__Short task 1__.
Can you transcribe the records from their first line up to and including the line containing "service-target-label: 服务对象 bbox=[221, 147, 309, 173]"?

__Passage to read__.
==============================

It goes wthout saying that I enjoyed this side of the event immensely: this is the sort of Warhammer I want to get out of bed for, and the tournament day before was really a warm-up for me. I’d have liked to do better, but it’s a new army and one with a lot of unusual quirks compared to what I’ve spent the last eighteen years playing. When I came home Rob asked me if I’d had a good time, and I was all ambivalent and “event was good, opponents were nice, not sure I enjoyed the army.” As I wrote this game up the love came back. That’s not to say I won’t be making some changes, but that’s a matter for the next post. In the meantime, here’s the wrap up in character…
The three dwarfs watched as a tide of shrieking, yammering things poured out of the forest; in their wake, lines of ashen-faced elves in cowls, long bows of new wood in their hands.

==============================

__Short task 2__.
Could you restate the Warhammer passage above word for word, in full?

==============================

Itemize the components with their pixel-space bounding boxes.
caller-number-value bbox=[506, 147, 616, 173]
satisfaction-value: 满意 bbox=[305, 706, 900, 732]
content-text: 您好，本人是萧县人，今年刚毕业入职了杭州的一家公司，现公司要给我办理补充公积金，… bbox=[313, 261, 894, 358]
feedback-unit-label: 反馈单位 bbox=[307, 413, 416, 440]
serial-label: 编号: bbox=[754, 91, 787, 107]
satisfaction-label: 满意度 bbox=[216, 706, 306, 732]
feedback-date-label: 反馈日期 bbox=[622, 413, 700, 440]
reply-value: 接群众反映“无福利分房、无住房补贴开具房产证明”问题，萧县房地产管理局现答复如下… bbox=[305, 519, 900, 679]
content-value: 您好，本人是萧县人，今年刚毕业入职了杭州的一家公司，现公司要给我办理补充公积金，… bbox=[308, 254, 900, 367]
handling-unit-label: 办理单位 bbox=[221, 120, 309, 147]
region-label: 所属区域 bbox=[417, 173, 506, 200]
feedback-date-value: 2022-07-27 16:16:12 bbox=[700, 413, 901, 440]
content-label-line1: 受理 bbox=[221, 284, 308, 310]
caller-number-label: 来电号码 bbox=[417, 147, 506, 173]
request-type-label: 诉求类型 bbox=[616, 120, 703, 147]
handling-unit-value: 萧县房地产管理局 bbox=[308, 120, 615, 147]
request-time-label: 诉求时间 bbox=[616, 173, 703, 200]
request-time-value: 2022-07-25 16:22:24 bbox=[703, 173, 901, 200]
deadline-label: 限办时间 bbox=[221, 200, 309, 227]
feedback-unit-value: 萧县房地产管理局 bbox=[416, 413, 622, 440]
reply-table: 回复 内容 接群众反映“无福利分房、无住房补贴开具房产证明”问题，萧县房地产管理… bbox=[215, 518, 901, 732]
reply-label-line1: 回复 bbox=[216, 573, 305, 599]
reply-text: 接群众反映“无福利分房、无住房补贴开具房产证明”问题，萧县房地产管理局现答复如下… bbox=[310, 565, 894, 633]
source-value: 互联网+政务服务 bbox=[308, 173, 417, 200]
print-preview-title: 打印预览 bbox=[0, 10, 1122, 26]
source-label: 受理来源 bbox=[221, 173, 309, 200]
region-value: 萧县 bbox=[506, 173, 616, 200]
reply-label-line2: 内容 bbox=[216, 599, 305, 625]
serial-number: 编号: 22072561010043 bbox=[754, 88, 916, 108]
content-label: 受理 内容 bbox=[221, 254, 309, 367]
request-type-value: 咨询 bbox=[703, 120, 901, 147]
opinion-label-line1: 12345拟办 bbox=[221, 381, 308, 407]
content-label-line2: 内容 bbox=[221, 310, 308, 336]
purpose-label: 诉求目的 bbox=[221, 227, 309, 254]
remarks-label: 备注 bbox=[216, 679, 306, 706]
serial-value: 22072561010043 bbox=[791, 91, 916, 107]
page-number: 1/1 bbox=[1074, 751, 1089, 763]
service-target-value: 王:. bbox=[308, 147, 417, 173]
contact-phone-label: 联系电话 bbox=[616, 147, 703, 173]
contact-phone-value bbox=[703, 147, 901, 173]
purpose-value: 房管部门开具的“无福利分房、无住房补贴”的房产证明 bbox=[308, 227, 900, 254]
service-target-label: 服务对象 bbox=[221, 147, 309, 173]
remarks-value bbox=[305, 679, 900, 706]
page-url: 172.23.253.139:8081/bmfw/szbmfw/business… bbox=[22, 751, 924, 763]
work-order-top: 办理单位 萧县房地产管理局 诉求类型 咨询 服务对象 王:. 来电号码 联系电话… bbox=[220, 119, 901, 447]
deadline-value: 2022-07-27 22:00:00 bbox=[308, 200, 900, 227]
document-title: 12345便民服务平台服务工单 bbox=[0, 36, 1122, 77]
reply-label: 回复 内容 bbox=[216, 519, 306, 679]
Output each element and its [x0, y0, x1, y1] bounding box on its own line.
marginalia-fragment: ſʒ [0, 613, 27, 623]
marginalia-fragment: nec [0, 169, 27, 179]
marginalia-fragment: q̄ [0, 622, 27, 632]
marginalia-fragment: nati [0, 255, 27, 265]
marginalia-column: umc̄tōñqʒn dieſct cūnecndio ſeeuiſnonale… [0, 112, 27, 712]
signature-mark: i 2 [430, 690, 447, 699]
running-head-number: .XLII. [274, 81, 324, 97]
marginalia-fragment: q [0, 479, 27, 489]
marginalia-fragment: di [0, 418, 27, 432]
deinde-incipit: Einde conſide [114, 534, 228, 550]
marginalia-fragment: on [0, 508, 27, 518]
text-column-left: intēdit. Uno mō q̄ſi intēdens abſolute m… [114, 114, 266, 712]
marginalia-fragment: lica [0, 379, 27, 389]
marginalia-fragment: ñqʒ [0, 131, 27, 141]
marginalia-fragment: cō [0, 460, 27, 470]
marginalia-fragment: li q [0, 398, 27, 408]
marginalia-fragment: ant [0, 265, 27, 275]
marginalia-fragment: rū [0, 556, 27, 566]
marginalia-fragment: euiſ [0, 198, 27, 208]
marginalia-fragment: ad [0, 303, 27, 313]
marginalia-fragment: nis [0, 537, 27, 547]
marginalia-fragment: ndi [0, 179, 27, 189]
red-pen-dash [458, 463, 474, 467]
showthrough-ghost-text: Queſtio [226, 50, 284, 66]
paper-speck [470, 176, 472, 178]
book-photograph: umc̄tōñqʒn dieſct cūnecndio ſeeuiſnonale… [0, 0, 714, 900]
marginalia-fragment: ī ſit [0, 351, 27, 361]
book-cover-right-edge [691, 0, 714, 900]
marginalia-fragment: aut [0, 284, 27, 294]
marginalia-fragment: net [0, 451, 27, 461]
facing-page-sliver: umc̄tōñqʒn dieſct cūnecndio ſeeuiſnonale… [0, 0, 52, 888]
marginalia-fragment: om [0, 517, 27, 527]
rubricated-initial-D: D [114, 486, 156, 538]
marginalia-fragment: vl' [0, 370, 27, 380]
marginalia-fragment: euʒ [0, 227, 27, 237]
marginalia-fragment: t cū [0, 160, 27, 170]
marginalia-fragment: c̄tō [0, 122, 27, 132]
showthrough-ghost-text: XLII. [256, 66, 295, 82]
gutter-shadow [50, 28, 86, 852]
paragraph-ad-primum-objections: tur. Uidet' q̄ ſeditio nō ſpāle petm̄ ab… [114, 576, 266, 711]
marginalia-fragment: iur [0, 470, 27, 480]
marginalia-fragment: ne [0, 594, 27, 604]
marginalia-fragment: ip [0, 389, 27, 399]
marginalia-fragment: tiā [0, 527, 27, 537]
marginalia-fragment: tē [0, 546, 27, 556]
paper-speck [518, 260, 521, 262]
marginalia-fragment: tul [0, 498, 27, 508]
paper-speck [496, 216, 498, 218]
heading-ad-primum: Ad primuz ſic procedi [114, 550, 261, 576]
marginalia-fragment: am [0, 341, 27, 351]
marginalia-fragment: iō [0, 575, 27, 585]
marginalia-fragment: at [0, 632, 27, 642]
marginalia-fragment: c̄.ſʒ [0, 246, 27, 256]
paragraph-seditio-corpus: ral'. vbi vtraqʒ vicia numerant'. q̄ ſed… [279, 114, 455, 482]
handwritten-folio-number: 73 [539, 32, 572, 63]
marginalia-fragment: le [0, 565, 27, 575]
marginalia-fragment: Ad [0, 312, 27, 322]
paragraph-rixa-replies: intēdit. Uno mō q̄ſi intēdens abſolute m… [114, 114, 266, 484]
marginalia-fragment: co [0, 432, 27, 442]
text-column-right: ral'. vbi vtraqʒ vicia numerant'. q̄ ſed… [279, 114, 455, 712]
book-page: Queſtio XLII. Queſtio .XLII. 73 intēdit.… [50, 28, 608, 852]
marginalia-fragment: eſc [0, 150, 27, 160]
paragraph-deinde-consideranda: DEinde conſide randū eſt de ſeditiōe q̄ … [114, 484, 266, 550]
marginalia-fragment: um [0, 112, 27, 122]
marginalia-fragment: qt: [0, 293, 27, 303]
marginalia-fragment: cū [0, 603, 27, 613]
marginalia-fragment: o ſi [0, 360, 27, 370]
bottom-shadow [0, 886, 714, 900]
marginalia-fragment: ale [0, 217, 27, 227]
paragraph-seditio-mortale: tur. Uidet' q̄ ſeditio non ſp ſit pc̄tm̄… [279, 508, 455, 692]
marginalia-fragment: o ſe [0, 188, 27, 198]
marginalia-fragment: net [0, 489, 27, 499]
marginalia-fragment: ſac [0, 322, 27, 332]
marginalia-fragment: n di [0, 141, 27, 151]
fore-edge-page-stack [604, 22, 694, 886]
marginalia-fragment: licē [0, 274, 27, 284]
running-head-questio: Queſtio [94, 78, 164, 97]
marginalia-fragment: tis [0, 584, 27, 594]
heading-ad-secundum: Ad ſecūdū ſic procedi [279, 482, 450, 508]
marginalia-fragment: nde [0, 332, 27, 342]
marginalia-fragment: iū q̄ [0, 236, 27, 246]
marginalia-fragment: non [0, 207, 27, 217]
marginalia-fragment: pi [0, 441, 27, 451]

==============================

__Full output 1__.
Itemize the components with their pixel-space bounding boxes.
caller-number-value bbox=[506, 147, 616, 173]
satisfaction-value: 满意 bbox=[305, 706, 900, 732]
content-text: 您好，本人是萧县人，今年刚毕业入职了杭州的一家公司，现公司要给我办理补充公积金，… bbox=[313, 261, 894, 358]
feedback-unit-label: 反馈单位 bbox=[307, 413, 416, 440]
serial-label: 编号: bbox=[754, 91, 787, 107]
satisfaction-label: 满意度 bbox=[216, 706, 306, 732]
feedback-date-label: 反馈日期 bbox=[622, 413, 700, 440]
reply-value: 接群众反映“无福利分房、无住房补贴开具房产证明”问题，萧县房地产管理局现答复如下… bbox=[305, 519, 900, 679]
content-value: 您好，本人是萧县人，今年刚毕业入职了杭州的一家公司，现公司要给我办理补充公积金，… bbox=[308, 254, 900, 367]
handling-unit-label: 办理单位 bbox=[221, 120, 309, 147]
region-label: 所属区域 bbox=[417, 173, 506, 200]
feedback-date-value: 2022-07-27 16:16:12 bbox=[700, 413, 901, 440]
content-label-line1: 受理 bbox=[221, 284, 308, 310]
caller-number-label: 来电号码 bbox=[417, 147, 506, 173]
request-type-label: 诉求类型 bbox=[616, 120, 703, 147]
handling-unit-value: 萧县房地产管理局 bbox=[308, 120, 615, 147]
request-time-label: 诉求时间 bbox=[616, 173, 703, 200]
request-time-value: 2022-07-25 16:22:24 bbox=[703, 173, 901, 200]
deadline-label: 限办时间 bbox=[221, 200, 309, 227]
feedback-unit-value: 萧县房地产管理局 bbox=[416, 413, 622, 440]
reply-table: 回复 内容 接群众反映“无福利分房、无住房补贴开具房产证明”问题，萧县房地产管理… bbox=[215, 518, 901, 732]
reply-label-line1: 回复 bbox=[216, 573, 305, 599]
reply-text: 接群众反映“无福利分房、无住房补贴开具房产证明”问题，萧县房地产管理局现答复如下… bbox=[310, 565, 894, 633]
source-value: 互联网+政务服务 bbox=[308, 173, 417, 200]
print-preview-title: 打印预览 bbox=[0, 10, 1122, 26]
source-label: 受理来源 bbox=[221, 173, 309, 200]
region-value: 萧县 bbox=[506, 173, 616, 200]
reply-label-line2: 内容 bbox=[216, 599, 305, 625]
serial-number: 编号: 22072561010043 bbox=[754, 88, 916, 108]
content-label: 受理 内容 bbox=[221, 254, 309, 367]
request-type-value: 咨询 bbox=[703, 120, 901, 147]
opinion-label-line1: 12345拟办 bbox=[221, 381, 308, 407]
content-label-line2: 内容 bbox=[221, 310, 308, 336]
purpose-label: 诉求目的 bbox=[221, 227, 309, 254]
remarks-label: 备注 bbox=[216, 679, 306, 706]
serial-value: 22072561010043 bbox=[791, 91, 916, 107]
page-number: 1/1 bbox=[1074, 751, 1089, 763]
service-target-value: 王:. bbox=[308, 147, 417, 173]
contact-phone-label: 联系电话 bbox=[616, 147, 703, 173]
contact-phone-value bbox=[703, 147, 901, 173]
purpose-value: 房管部门开具的“无福利分房、无住房补贴”的房产证明 bbox=[308, 227, 900, 254]
service-target-label: 服务对象 bbox=[221, 147, 309, 173]

__Full output 2__.
It goes wthout saying that I enjoyed this side of the event immensely: this is the sort of Warhammer I want to get out of bed for, and the tournament day before was really a warm-up for me. I’d have liked to do better, but it’s a new army and one with a lot of unusual quirks compared to what I’ve spent the last eighteen years playing. When I came home Rob asked me if I’d had a good time, and I was all ambivalent and “event was good, opponents were nice, not sure I enjoyed the army.” As I wrote this game up the love came back. That’s not to say I won’t be making some changes, but that’s a matter for the next post. In the meantime, here’s the wrap up in character…
The three dwarfs watched as a tide of shrieking, yammering things poured out of the forest; in their wake, lines of ashen-faced elves in cowls, long bows of new wood in their hands.